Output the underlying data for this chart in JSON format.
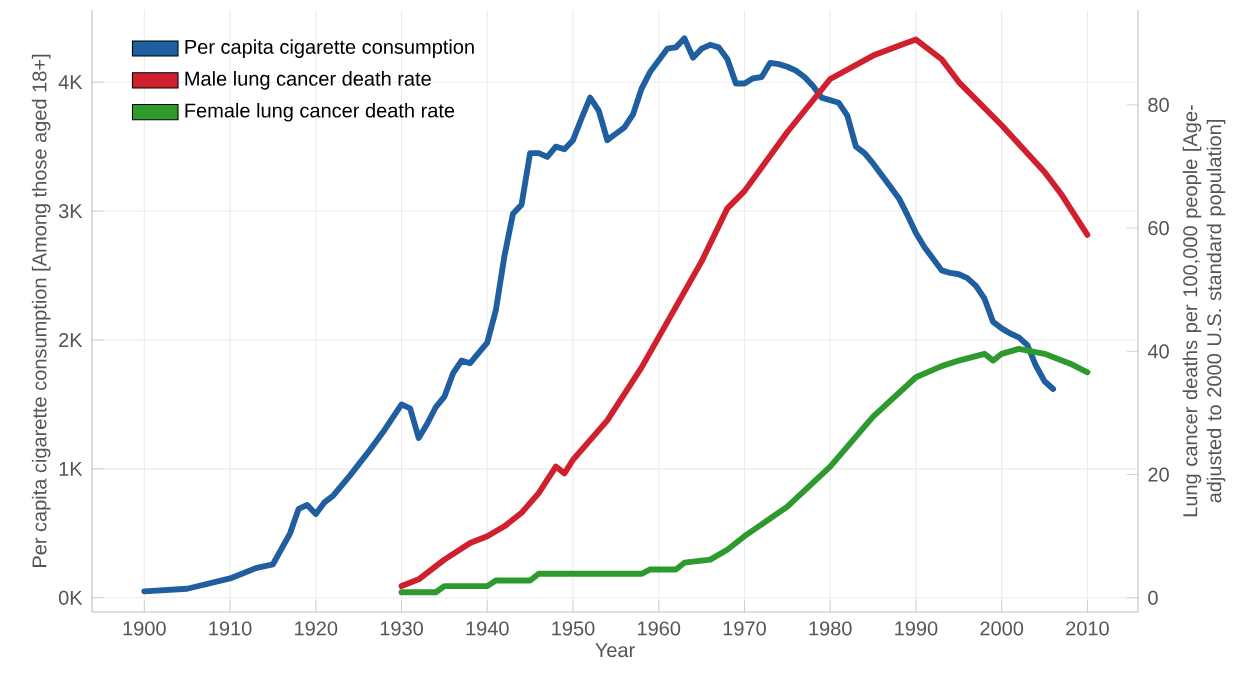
{
  "chart_data": {
    "type": "line",
    "xlabel": "Year",
    "ylabel": "Per capita cigarette consumption  [Among those aged 18+]",
    "y2label": "Lung cancer deaths per 100,000 people  [Age-adjusted to 2000 U.S. standard population]",
    "xlim": [
      1893.9,
      2015.9
    ],
    "xticks": [
      1900,
      1910,
      1920,
      1930,
      1940,
      1950,
      1960,
      1970,
      1980,
      1990,
      2000,
      2010
    ],
    "ylim": [
      -110,
      4560
    ],
    "yticks": [
      {
        "value": 0,
        "label": "0K"
      },
      {
        "value": 1000,
        "label": "1K"
      },
      {
        "value": 2000,
        "label": "2K"
      },
      {
        "value": 3000,
        "label": "3K"
      },
      {
        "value": 4000,
        "label": "4K"
      }
    ],
    "y2lim": [
      -2.3,
      95.4
    ],
    "y2ticks": [
      0,
      20,
      40,
      60,
      80
    ],
    "grid": true,
    "legend": "top left",
    "marker": "none",
    "line_style": "solid",
    "series": [
      {
        "name": "Per capita cigarette consumption",
        "color": "#1f5fa0",
        "x": [
          1900,
          1905,
          1910,
          1913,
          1915,
          1917,
          1918,
          1919,
          1920,
          1921,
          1922,
          1924,
          1926,
          1928,
          1930,
          1931,
          1932,
          1933,
          1934,
          1935,
          1936,
          1937,
          1938,
          1940,
          1941,
          1942,
          1943,
          1944,
          1945,
          1946,
          1947,
          1948,
          1949,
          1950,
          1951,
          1952,
          1953,
          1954,
          1955,
          1956,
          1957,
          1958,
          1959,
          1960,
          1961,
          1962,
          1963,
          1964,
          1965,
          1966,
          1967,
          1968,
          1969,
          1970,
          1971,
          1972,
          1973,
          1974,
          1975,
          1976,
          1977,
          1978,
          1979,
          1980,
          1981,
          1982,
          1983,
          1984,
          1985,
          1986,
          1987,
          1988,
          1989,
          1990,
          1991,
          1992,
          1993,
          1994,
          1995,
          1996,
          1997,
          1998,
          1999,
          2000,
          2001,
          2002,
          2003,
          2004,
          2005,
          2006
        ],
        "values": [
          50,
          70,
          150,
          230,
          260,
          500,
          690,
          720,
          650,
          740,
          790,
          950,
          1120,
          1300,
          1500,
          1470,
          1240,
          1350,
          1480,
          1560,
          1740,
          1840,
          1820,
          1980,
          2230,
          2650,
          2980,
          3050,
          3450,
          3450,
          3420,
          3500,
          3480,
          3550,
          3720,
          3880,
          3780,
          3550,
          3600,
          3650,
          3750,
          3950,
          4080,
          4170,
          4260,
          4270,
          4340,
          4190,
          4260,
          4290,
          4270,
          4180,
          3990,
          3990,
          4030,
          4040,
          4150,
          4140,
          4120,
          4090,
          4040,
          3970,
          3880,
          3860,
          3840,
          3740,
          3500,
          3450,
          3370,
          3280,
          3190,
          3100,
          2970,
          2830,
          2720,
          2630,
          2540,
          2520,
          2510,
          2480,
          2420,
          2320,
          2140,
          2090,
          2050,
          2020,
          1960,
          1800,
          1680,
          1620
        ]
      },
      {
        "name": "Male lung cancer death rate",
        "color": "#d0202e",
        "axis": "y2",
        "x": [
          1930,
          1932,
          1935,
          1938,
          1940,
          1942,
          1944,
          1946,
          1948,
          1949,
          1950,
          1952,
          1954,
          1956,
          1958,
          1960,
          1965,
          1968,
          1970,
          1975,
          1980,
          1985,
          1988,
          1990,
          1993,
          1995,
          2000,
          2005,
          2007,
          2010
        ],
        "values": [
          1.9,
          3,
          6.2,
          8.9,
          10,
          11.6,
          13.8,
          17,
          21.3,
          20.2,
          22.4,
          25.6,
          28.8,
          33.1,
          37.4,
          42.3,
          54.6,
          63.2,
          66,
          75.6,
          84.2,
          88,
          89.6,
          90.6,
          87.4,
          83.7,
          76.7,
          69.1,
          65.4,
          58.9
        ]
      },
      {
        "name": "Female lung cancer death rate",
        "color": "#2e9a2e",
        "axis": "y2",
        "x": [
          1930,
          1934,
          1935,
          1940,
          1941,
          1945,
          1946,
          1958,
          1959,
          1962,
          1963,
          1966,
          1968,
          1970,
          1975,
          1980,
          1985,
          1990,
          1993,
          1995,
          1998,
          1999,
          2000,
          2002,
          2005,
          2008,
          2010
        ],
        "values": [
          0.9,
          0.9,
          1.9,
          1.9,
          2.8,
          2.8,
          3.9,
          3.9,
          4.6,
          4.6,
          5.7,
          6.2,
          7.8,
          10,
          14.8,
          21.3,
          29.4,
          35.8,
          37.6,
          38.5,
          39.6,
          38.5,
          39.6,
          40.4,
          39.6,
          38,
          36.6
        ]
      }
    ]
  }
}
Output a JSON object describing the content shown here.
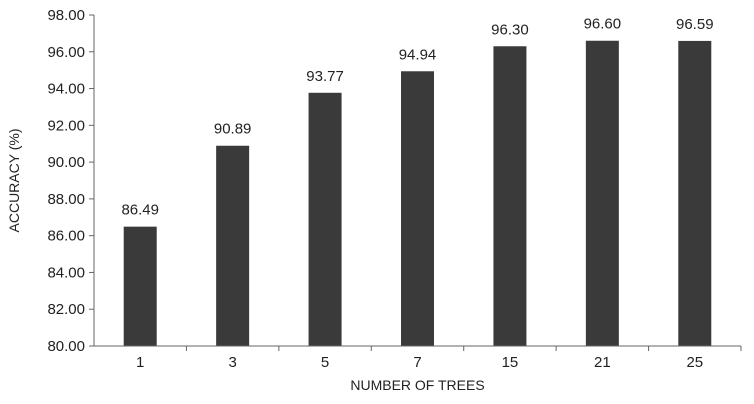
{
  "chart_data": {
    "type": "bar",
    "categories": [
      "1",
      "3",
      "5",
      "7",
      "15",
      "21",
      "25"
    ],
    "values": [
      86.49,
      90.89,
      93.77,
      94.94,
      96.3,
      96.6,
      96.59
    ],
    "data_labels": [
      "86.49",
      "90.89",
      "93.77",
      "94.94",
      "96.30",
      "96.60",
      "96.59"
    ],
    "xlabel": "NUMBER OF TREES",
    "ylabel": "ACCURACY (%)",
    "ylim": [
      80,
      98
    ],
    "yticks": [
      80,
      82,
      84,
      86,
      88,
      90,
      92,
      94,
      96,
      98
    ],
    "ytick_labels": [
      "80.00",
      "82.00",
      "84.00",
      "86.00",
      "88.00",
      "90.00",
      "92.00",
      "94.00",
      "96.00",
      "98.00"
    ],
    "grid": false,
    "bar_color": "#3a3a3a",
    "axis_color": "#666666"
  }
}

-------------------------

- **Task details**
Retype every record above exactly as written, but leave out the pictures.

- **Result**
Output the underlying data for this chart in JSON format.
{
  "chart_data": {
    "type": "line",
    "xlabel": "Year",
    "ylabel": "Per capita cigarette consumption  [Among those aged 18+]",
    "y2label": "Lung cancer deaths per 100,000 people  [Age-adjusted to 2000 U.S. standard population]",
    "xlim": [
      1893.9,
      2015.9
    ],
    "xticks": [
      1900,
      1910,
      1920,
      1930,
      1940,
      1950,
      1960,
      1970,
      1980,
      1990,
      2000,
      2010
    ],
    "ylim": [
      -110,
      4560
    ],
    "yticks": [
      {
        "value": 0,
        "label": "0K"
      },
      {
        "value": 1000,
        "label": "1K"
      },
      {
        "value": 2000,
        "label": "2K"
      },
      {
        "value": 3000,
        "label": "3K"
      },
      {
        "value": 4000,
        "label": "4K"
      }
    ],
    "y2lim": [
      -2.3,
      95.4
    ],
    "y2ticks": [
      0,
      20,
      40,
      60,
      80
    ],
    "grid": true,
    "legend": "top left",
    "marker": "none",
    "line_style": "solid",
    "series": [
      {
        "name": "Per capita cigarette consumption",
        "color": "#1f5fa0",
        "x": [
          1900,
          1905,
          1910,
          1913,
          1915,
          1917,
          1918,
          1919,
          1920,
          1921,
          1922,
          1924,
          1926,
          1928,
          1930,
          1931,
          1932,
          1933,
          1934,
          1935,
          1936,
          1937,
          1938,
          1940,
          1941,
          1942,
          1943,
          1944,
          1945,
          1946,
          1947,
          1948,
          1949,
          1950,
          1951,
          1952,
          1953,
          1954,
          1955,
          1956,
          1957,
          1958,
          1959,
          1960,
          1961,
          1962,
          1963,
          1964,
          1965,
          1966,
          1967,
          1968,
          1969,
          1970,
          1971,
          1972,
          1973,
          1974,
          1975,
          1976,
          1977,
          1978,
          1979,
          1980,
          1981,
          1982,
          1983,
          1984,
          1985,
          1986,
          1987,
          1988,
          1989,
          1990,
          1991,
          1992,
          1993,
          1994,
          1995,
          1996,
          1997,
          1998,
          1999,
          2000,
          2001,
          2002,
          2003,
          2004,
          2005,
          2006
        ],
        "values": [
          50,
          70,
          150,
          230,
          260,
          500,
          690,
          720,
          650,
          740,
          790,
          950,
          1120,
          1300,
          1500,
          1470,
          1240,
          1350,
          1480,
          1560,
          1740,
          1840,
          1820,
          1980,
          2230,
          2650,
          2980,
          3050,
          3450,
          3450,
          3420,
          3500,
          3480,
          3550,
          3720,
          3880,
          3780,
          3550,
          3600,
          3650,
          3750,
          3950,
          4080,
          4170,
          4260,
          4270,
          4340,
          4190,
          4260,
          4290,
          4270,
          4180,
          3990,
          3990,
          4030,
          4040,
          4150,
          4140,
          4120,
          4090,
          4040,
          3970,
          3880,
          3860,
          3840,
          3740,
          3500,
          3450,
          3370,
          3280,
          3190,
          3100,
          2970,
          2830,
          2720,
          2630,
          2540,
          2520,
          2510,
          2480,
          2420,
          2320,
          2140,
          2090,
          2050,
          2020,
          1960,
          1800,
          1680,
          1620
        ]
      },
      {
        "name": "Male lung cancer death rate",
        "color": "#d0202e",
        "axis": "y2",
        "x": [
          1930,
          1932,
          1935,
          1938,
          1940,
          1942,
          1944,
          1946,
          1948,
          1949,
          1950,
          1952,
          1954,
          1956,
          1958,
          1960,
          1965,
          1968,
          1970,
          1975,
          1980,
          1985,
          1988,
          1990,
          1993,
          1995,
          2000,
          2005,
          2007,
          2010
        ],
        "values": [
          1.9,
          3,
          6.2,
          8.9,
          10,
          11.6,
          13.8,
          17,
          21.3,
          20.2,
          22.4,
          25.6,
          28.8,
          33.1,
          37.4,
          42.3,
          54.6,
          63.2,
          66,
          75.6,
          84.2,
          88,
          89.6,
          90.6,
          87.4,
          83.7,
          76.7,
          69.1,
          65.4,
          58.9
        ]
      },
      {
        "name": "Female lung cancer death rate",
        "color": "#2e9a2e",
        "axis": "y2",
        "x": [
          1930,
          1934,
          1935,
          1940,
          1941,
          1945,
          1946,
          1958,
          1959,
          1962,
          1963,
          1966,
          1968,
          1970,
          1975,
          1980,
          1985,
          1990,
          1993,
          1995,
          1998,
          1999,
          2000,
          2002,
          2005,
          2008,
          2010
        ],
        "values": [
          0.9,
          0.9,
          1.9,
          1.9,
          2.8,
          2.8,
          3.9,
          3.9,
          4.6,
          4.6,
          5.7,
          6.2,
          7.8,
          10,
          14.8,
          21.3,
          29.4,
          35.8,
          37.6,
          38.5,
          39.6,
          38.5,
          39.6,
          40.4,
          39.6,
          38,
          36.6
        ]
      }
    ]
  }
}
Output a JSON object describing the content shown here.
{
  "chart_data": {
    "type": "bar",
    "categories": [
      "1",
      "3",
      "5",
      "7",
      "15",
      "21",
      "25"
    ],
    "values": [
      86.49,
      90.89,
      93.77,
      94.94,
      96.3,
      96.6,
      96.59
    ],
    "data_labels": [
      "86.49",
      "90.89",
      "93.77",
      "94.94",
      "96.30",
      "96.60",
      "96.59"
    ],
    "xlabel": "NUMBER OF TREES",
    "ylabel": "ACCURACY (%)",
    "ylim": [
      80,
      98
    ],
    "yticks": [
      80,
      82,
      84,
      86,
      88,
      90,
      92,
      94,
      96,
      98
    ],
    "ytick_labels": [
      "80.00",
      "82.00",
      "84.00",
      "86.00",
      "88.00",
      "90.00",
      "92.00",
      "94.00",
      "96.00",
      "98.00"
    ],
    "grid": false,
    "bar_color": "#3a3a3a",
    "axis_color": "#666666"
  }
}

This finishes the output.